§ Stated task: Reproduce the portion of the payment terms between "INVESTMENT AND PAYMENTS: The" and "Client receives them.", inclusive.

§ Reading text:
##########
SEQUENTIAL LIABILITY: Under the principle of sequential liability, Impact Publicity is liable for payments to suppliers and other vendors only to the extent that the Client delivers payment for such purchases. The Client agrees it will be held solely responsible for amounts owed and not paid to Impact Publicity. Impact Publicity shall have the right to require reasonable assurance of the availability of the Client's funds before undertaking commitments on the Client's behalf. 

 

INVESTMENT AND PAYMENTS: The Client agrees to pay Impact Publicity the Investment and any invoices to complete the Scope, Project, or Program, payable upon signing by check, online, or ACH. Impact Publicity offers monthly incremental payments – and any quarterly and annual prepayment discounts, when available – as a convenience only. When a third party makes a payment for the Client, said party agrees it's also liable for any payments owed under the Agreement. Unless the Client notifies Impact Publicity in writing of any good faith disapproval, the Client agrees that all Impact Publicity invoices are deemed approved 10 days after the Client receives them. 

 

Impact Publicity shall pause all work without penalty if payment is five days late until it receives cleared payment. This does not relieve the Client of its obligations. In the unlikely event the payment is overdue by 30 days, the Client is responsible for a $50 monthly late fee and 18% interest per annum, plus any costs of collections (approximately 25% of the balance), and fees for attorneys, court, legal matters, mediation, garnishment, and bankruptcy. In the event of late payment, at its sole discretion, Impact Publicity may bypass mediation and file suit for collections.
##########
§ Data rows:
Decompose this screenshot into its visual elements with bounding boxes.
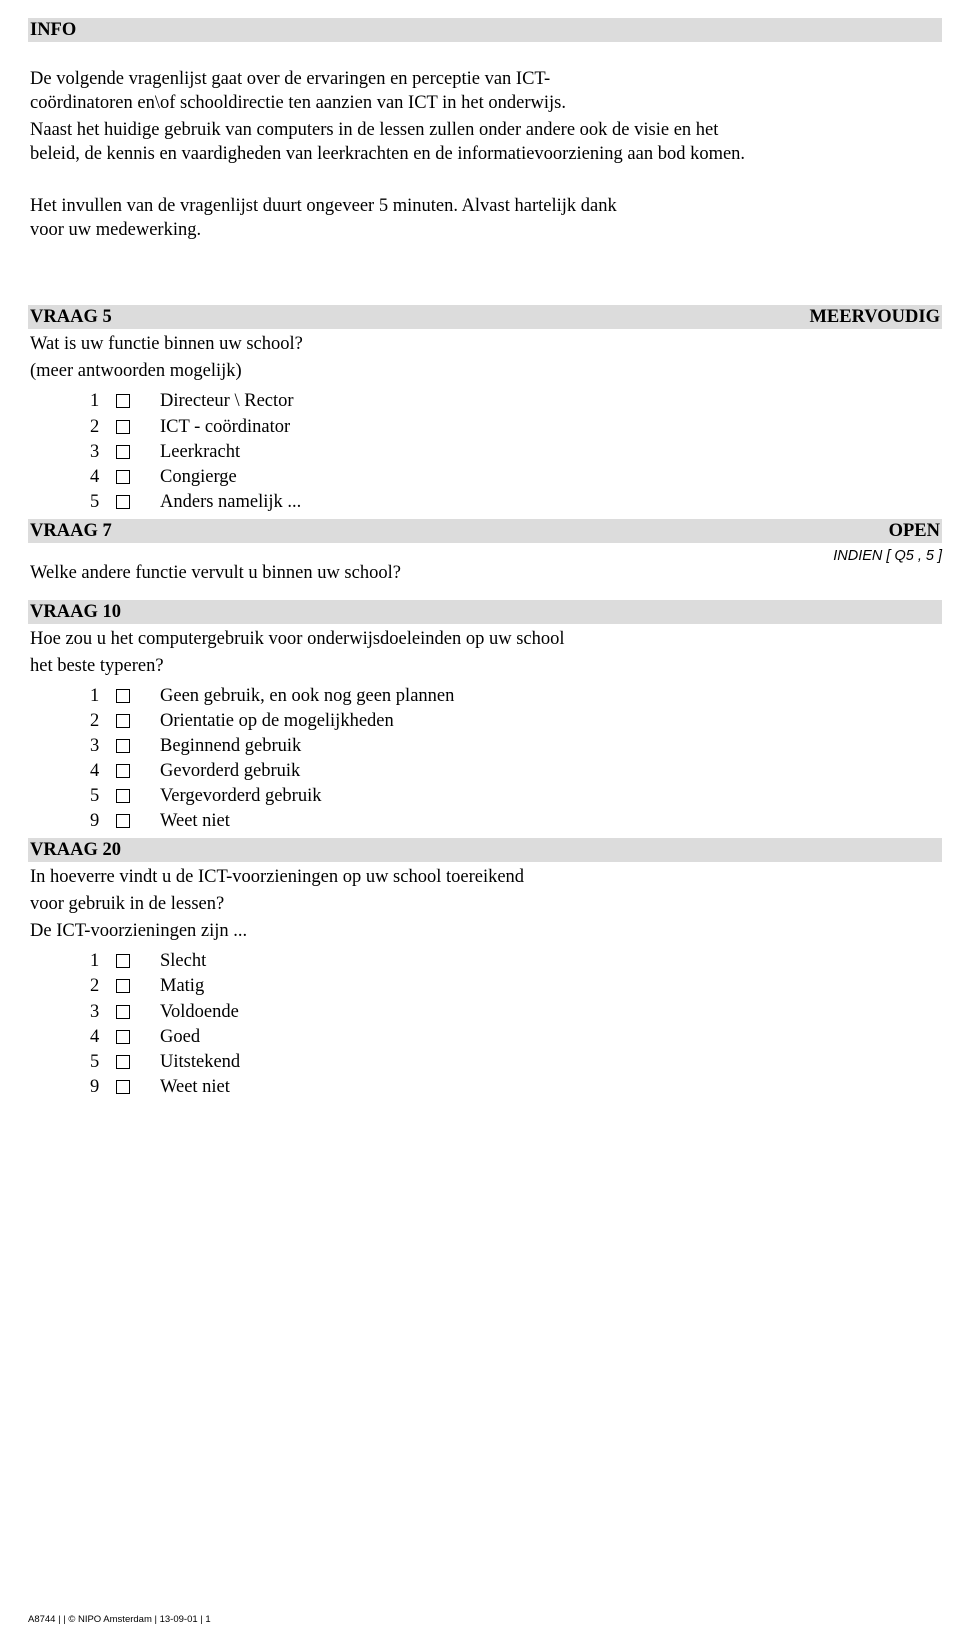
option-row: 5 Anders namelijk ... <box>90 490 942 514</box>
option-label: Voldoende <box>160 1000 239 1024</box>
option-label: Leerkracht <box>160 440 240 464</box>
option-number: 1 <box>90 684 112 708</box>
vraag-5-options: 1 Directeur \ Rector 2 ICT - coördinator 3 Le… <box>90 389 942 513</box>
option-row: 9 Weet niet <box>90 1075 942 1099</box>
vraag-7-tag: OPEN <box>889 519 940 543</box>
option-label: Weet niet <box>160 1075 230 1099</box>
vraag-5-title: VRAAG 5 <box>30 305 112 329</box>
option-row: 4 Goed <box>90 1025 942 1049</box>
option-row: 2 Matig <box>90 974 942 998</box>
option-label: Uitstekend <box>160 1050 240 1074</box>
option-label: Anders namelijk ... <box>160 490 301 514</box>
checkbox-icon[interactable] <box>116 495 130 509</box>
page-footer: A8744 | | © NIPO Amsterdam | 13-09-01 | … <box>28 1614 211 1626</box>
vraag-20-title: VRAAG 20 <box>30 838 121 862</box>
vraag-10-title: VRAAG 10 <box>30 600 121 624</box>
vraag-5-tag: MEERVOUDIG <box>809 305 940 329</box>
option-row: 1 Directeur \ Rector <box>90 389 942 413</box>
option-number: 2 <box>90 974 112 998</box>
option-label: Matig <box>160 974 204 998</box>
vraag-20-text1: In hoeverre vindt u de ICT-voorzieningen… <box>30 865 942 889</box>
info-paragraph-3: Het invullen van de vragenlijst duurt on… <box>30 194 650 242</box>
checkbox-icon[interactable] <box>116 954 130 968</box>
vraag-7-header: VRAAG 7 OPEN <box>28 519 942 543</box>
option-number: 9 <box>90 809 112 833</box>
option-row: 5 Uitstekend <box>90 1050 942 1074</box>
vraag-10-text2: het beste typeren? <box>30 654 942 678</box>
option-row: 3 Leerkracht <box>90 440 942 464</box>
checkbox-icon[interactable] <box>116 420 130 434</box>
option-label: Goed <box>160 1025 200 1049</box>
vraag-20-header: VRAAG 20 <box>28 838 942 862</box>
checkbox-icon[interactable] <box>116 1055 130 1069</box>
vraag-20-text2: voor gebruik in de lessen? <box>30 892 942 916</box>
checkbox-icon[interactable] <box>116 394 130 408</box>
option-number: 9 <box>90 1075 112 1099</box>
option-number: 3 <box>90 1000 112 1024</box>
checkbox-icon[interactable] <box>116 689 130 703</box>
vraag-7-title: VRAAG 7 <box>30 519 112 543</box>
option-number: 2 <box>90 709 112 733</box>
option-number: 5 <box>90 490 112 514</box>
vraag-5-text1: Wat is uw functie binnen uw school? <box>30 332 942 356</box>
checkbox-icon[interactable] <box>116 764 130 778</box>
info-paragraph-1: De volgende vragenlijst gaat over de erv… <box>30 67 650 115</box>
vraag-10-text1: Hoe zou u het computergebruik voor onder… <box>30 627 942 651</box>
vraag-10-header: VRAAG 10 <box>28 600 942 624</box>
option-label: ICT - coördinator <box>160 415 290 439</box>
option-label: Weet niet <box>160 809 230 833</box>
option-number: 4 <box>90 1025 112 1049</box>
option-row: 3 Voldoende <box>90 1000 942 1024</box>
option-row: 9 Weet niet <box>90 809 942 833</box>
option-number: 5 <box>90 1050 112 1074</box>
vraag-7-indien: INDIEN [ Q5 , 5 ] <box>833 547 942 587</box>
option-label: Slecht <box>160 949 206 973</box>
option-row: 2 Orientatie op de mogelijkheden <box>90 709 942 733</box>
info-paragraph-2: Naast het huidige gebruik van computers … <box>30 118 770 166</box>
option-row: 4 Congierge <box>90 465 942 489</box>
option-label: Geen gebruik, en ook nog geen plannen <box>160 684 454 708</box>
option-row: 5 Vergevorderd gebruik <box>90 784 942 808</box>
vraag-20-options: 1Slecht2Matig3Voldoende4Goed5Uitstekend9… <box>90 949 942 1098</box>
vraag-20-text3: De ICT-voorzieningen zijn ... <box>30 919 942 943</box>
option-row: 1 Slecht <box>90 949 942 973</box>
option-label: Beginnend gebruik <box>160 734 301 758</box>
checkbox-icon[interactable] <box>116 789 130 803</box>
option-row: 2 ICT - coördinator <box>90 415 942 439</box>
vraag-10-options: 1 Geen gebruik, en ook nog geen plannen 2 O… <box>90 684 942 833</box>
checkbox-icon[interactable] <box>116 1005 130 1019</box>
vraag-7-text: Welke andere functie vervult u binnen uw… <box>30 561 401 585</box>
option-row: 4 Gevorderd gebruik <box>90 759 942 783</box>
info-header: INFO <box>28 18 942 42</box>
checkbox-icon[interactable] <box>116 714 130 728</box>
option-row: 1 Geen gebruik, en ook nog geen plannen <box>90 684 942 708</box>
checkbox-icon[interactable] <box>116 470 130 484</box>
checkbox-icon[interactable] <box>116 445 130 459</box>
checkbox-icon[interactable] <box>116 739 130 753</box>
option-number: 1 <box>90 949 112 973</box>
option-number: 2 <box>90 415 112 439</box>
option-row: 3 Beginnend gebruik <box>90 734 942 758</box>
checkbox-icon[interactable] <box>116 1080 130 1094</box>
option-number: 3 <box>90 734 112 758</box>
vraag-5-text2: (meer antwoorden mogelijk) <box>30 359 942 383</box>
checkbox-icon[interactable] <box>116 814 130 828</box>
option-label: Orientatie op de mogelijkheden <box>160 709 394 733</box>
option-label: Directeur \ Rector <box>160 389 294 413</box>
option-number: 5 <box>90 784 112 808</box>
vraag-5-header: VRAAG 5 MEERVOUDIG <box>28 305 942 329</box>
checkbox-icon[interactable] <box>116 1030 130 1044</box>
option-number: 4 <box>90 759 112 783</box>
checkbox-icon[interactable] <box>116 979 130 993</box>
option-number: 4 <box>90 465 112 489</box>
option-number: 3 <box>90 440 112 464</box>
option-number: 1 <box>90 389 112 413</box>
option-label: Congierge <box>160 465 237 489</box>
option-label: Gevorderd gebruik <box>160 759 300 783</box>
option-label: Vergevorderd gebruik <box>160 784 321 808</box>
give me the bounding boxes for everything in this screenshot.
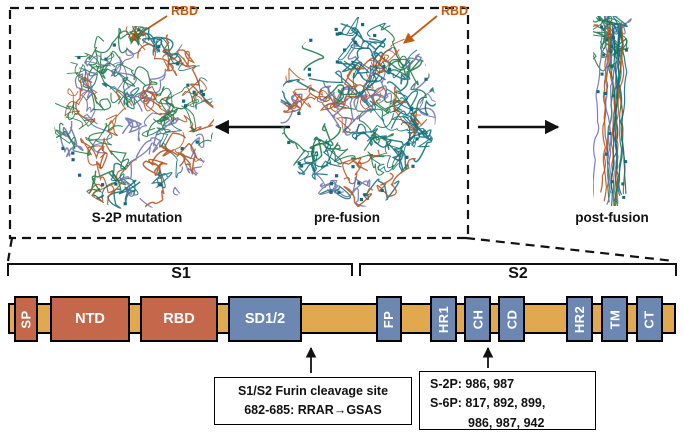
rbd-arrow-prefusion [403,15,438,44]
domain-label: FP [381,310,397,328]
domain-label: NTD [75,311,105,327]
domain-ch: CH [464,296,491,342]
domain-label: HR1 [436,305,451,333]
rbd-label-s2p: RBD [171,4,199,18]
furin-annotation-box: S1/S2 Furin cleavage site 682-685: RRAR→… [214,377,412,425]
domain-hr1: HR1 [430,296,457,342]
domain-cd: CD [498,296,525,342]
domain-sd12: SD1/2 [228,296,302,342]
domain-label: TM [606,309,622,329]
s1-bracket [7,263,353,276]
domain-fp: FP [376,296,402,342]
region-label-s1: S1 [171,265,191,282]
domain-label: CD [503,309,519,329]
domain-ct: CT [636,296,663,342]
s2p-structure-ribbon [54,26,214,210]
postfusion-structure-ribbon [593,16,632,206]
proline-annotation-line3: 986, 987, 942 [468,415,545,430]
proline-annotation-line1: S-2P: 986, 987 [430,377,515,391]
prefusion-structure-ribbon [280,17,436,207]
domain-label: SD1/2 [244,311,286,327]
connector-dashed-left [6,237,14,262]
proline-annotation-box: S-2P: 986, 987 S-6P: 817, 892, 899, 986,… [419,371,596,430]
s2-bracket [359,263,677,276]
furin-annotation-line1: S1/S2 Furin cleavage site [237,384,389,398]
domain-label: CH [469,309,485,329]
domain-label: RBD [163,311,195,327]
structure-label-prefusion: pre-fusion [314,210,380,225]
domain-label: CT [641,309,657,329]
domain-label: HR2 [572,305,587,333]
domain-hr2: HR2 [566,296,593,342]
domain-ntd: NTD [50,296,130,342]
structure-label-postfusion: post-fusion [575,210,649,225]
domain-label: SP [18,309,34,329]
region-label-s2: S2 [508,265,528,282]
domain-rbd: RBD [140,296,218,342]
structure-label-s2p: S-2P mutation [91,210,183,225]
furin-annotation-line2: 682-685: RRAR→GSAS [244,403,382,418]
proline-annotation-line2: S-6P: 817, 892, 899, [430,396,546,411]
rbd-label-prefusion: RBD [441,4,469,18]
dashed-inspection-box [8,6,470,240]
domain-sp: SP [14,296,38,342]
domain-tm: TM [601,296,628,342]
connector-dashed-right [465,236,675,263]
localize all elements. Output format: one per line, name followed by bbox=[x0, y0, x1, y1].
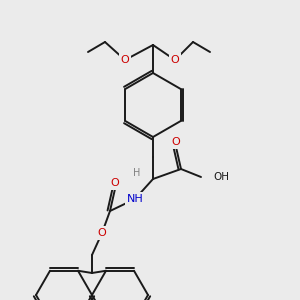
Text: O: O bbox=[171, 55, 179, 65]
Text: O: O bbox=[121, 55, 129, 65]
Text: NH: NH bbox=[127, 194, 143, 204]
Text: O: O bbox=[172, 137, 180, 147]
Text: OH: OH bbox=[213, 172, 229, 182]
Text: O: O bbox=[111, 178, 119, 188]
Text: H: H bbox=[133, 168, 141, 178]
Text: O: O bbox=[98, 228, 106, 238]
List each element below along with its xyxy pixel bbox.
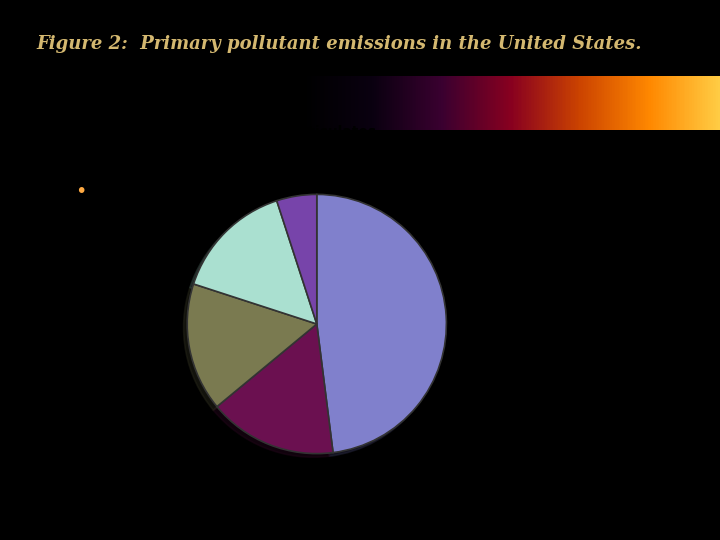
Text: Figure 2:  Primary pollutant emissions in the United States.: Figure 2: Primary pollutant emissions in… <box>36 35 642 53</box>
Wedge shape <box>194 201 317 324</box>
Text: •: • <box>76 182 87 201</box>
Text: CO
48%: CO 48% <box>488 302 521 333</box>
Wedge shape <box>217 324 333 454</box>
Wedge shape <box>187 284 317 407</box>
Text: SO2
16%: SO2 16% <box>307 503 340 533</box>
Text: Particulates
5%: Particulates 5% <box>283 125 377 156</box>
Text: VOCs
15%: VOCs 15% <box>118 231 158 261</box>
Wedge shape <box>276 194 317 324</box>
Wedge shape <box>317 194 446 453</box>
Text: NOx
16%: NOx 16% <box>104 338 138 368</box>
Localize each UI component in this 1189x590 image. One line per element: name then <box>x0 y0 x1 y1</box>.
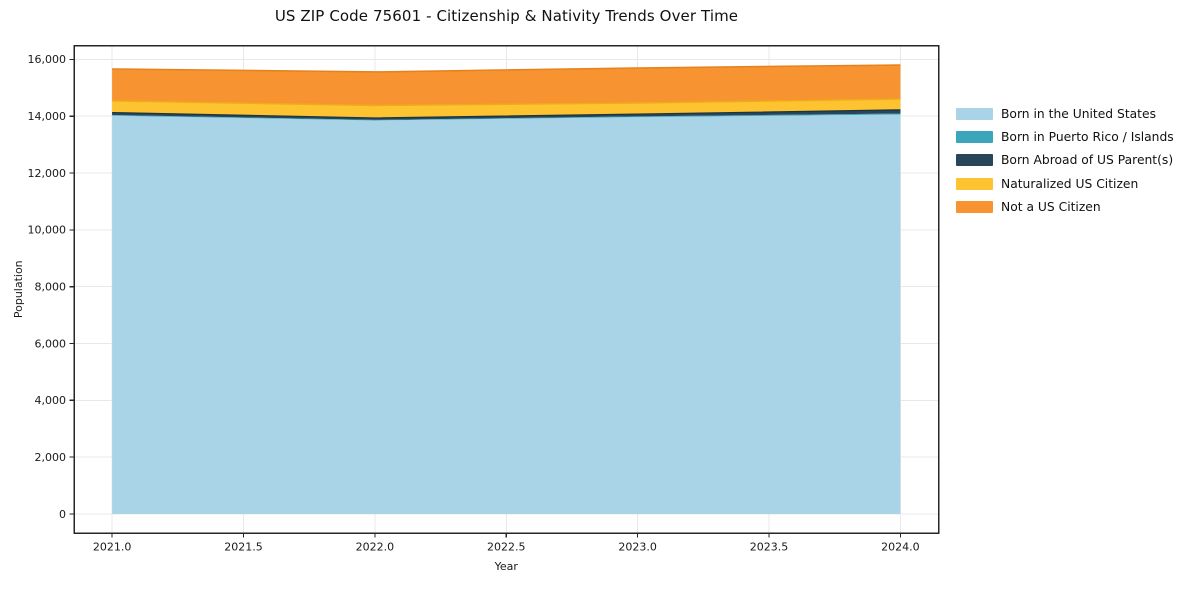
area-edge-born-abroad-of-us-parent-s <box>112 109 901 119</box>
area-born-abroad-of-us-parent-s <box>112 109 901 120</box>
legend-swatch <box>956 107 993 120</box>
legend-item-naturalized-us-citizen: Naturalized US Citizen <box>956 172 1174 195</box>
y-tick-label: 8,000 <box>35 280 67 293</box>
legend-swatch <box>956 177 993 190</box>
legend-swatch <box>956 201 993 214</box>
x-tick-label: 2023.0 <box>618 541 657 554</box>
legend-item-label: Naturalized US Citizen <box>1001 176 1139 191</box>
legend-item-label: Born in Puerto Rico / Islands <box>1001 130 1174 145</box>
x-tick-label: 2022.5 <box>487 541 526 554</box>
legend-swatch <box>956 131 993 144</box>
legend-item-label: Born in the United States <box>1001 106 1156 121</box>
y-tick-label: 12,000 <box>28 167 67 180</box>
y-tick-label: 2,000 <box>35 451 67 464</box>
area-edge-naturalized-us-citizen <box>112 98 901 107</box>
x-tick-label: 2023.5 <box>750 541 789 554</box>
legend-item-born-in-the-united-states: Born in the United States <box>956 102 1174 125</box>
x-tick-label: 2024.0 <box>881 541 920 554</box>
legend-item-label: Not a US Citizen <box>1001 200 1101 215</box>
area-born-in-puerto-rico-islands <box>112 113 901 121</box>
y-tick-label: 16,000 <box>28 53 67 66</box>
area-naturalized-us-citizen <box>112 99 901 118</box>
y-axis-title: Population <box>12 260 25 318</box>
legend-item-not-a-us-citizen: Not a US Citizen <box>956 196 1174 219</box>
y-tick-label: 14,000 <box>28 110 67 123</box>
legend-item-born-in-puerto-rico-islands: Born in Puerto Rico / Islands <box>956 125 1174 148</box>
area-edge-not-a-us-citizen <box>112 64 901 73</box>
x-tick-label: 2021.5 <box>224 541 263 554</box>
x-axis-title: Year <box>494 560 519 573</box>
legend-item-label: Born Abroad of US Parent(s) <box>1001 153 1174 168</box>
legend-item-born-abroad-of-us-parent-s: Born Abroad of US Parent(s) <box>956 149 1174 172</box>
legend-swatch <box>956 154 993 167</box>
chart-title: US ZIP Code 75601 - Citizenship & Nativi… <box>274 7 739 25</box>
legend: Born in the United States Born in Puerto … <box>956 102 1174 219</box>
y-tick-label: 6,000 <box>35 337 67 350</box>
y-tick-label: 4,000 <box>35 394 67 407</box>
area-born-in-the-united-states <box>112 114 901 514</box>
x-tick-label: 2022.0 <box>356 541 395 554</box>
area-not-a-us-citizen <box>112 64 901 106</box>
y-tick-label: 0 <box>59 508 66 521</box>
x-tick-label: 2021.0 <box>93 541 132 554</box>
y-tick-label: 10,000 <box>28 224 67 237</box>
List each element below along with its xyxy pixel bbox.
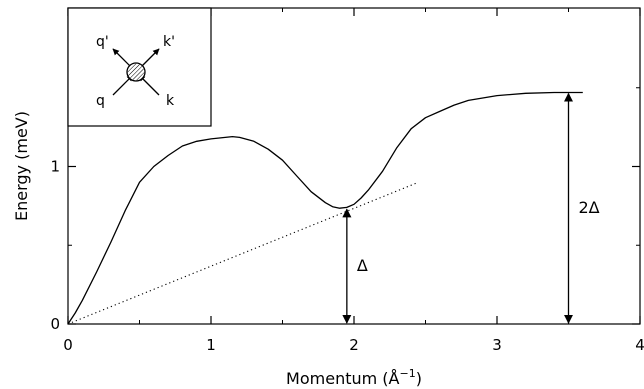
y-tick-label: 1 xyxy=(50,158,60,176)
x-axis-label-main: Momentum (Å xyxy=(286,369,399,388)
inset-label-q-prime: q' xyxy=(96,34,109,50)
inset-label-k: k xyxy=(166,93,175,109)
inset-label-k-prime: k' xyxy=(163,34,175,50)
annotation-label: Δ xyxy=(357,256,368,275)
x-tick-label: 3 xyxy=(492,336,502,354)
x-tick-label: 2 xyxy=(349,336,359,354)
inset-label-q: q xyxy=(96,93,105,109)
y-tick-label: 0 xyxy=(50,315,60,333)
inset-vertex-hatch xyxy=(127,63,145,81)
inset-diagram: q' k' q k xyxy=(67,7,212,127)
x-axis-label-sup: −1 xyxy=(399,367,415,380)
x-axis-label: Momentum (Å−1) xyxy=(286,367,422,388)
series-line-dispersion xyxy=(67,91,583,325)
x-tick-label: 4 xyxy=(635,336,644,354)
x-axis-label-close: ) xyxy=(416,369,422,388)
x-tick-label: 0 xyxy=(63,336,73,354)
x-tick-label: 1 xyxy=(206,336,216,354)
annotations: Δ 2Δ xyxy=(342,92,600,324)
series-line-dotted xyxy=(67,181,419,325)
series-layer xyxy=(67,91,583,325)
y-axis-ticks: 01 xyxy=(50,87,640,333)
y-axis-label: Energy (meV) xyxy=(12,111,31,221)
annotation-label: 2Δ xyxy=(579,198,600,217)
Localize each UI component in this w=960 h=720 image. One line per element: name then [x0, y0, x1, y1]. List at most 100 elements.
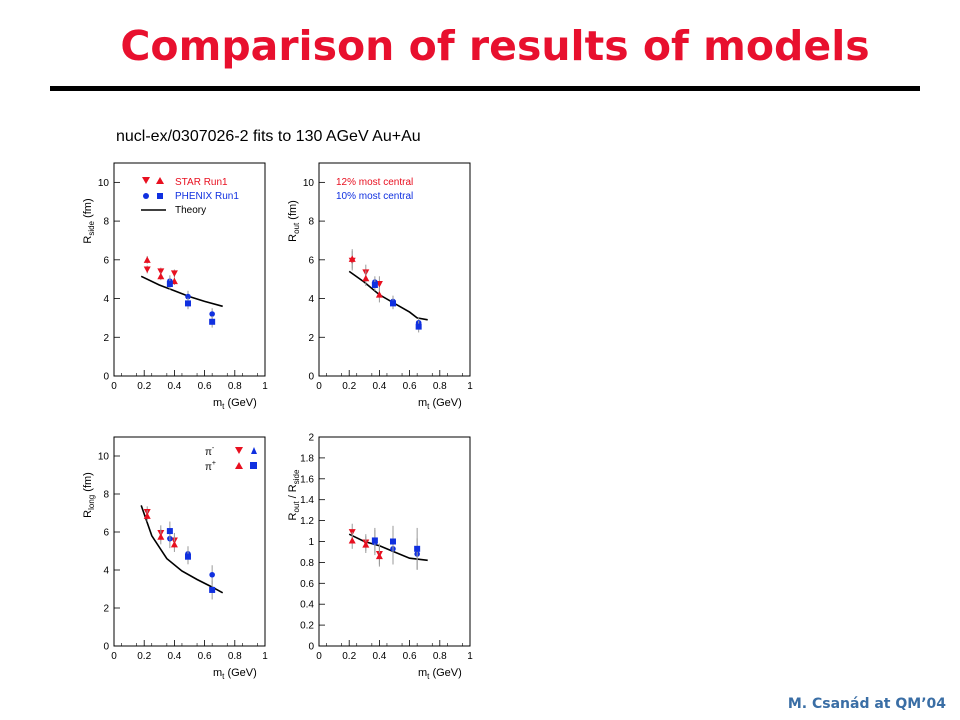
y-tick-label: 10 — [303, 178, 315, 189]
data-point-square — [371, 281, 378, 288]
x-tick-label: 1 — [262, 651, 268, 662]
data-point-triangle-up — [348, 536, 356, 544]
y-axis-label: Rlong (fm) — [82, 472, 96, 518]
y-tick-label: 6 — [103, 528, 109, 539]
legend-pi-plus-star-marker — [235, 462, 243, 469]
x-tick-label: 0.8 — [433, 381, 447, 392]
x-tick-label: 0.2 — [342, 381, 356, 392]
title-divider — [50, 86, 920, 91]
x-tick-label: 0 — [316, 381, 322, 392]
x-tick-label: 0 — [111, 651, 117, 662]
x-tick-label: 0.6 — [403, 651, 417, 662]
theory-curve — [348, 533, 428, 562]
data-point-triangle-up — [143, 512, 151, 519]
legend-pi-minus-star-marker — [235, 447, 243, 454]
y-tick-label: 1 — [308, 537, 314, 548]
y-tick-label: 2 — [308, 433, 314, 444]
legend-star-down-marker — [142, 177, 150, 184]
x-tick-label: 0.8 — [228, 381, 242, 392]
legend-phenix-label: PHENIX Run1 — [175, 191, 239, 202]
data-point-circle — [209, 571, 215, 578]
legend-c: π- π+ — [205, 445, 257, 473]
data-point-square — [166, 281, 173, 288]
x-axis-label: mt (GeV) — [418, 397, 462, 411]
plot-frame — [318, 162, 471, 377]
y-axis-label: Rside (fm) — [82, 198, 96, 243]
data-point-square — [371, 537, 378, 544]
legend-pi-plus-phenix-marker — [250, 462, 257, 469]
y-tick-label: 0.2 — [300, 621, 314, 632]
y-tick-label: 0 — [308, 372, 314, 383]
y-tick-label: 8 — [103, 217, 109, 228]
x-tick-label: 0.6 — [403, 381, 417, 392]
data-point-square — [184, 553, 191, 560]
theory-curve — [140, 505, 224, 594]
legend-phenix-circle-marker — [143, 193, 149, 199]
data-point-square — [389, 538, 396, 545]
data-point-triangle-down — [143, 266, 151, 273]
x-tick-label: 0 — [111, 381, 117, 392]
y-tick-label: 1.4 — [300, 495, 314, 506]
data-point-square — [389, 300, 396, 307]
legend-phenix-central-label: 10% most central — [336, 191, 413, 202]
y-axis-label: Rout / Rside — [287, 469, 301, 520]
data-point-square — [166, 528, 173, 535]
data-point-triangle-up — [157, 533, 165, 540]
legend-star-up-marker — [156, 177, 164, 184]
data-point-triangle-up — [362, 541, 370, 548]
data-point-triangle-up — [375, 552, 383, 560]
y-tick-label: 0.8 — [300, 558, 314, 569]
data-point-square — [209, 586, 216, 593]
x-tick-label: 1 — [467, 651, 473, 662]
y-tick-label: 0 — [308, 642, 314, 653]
##########
§ The solution:
INVESTMENT AND PAYMENTS: The Client agrees to pay Impact Publicity the Investment and any invoices to complete the Scope, Project, or Program, payable upon signing by check, online, or ACH. Impact Publicity offers monthly incremental payments – and any quarterly and annual prepayment discounts, when available – as a convenience only. When a third party makes a payment for the Client, said party agrees it's also liable for any payments owed under the Agreement. Unless the Client notifies Impact Publicity in writing of any good faith disapproval, the Client agrees that all Impact Publicity invoices are deemed approved 10 days after the Client receives them.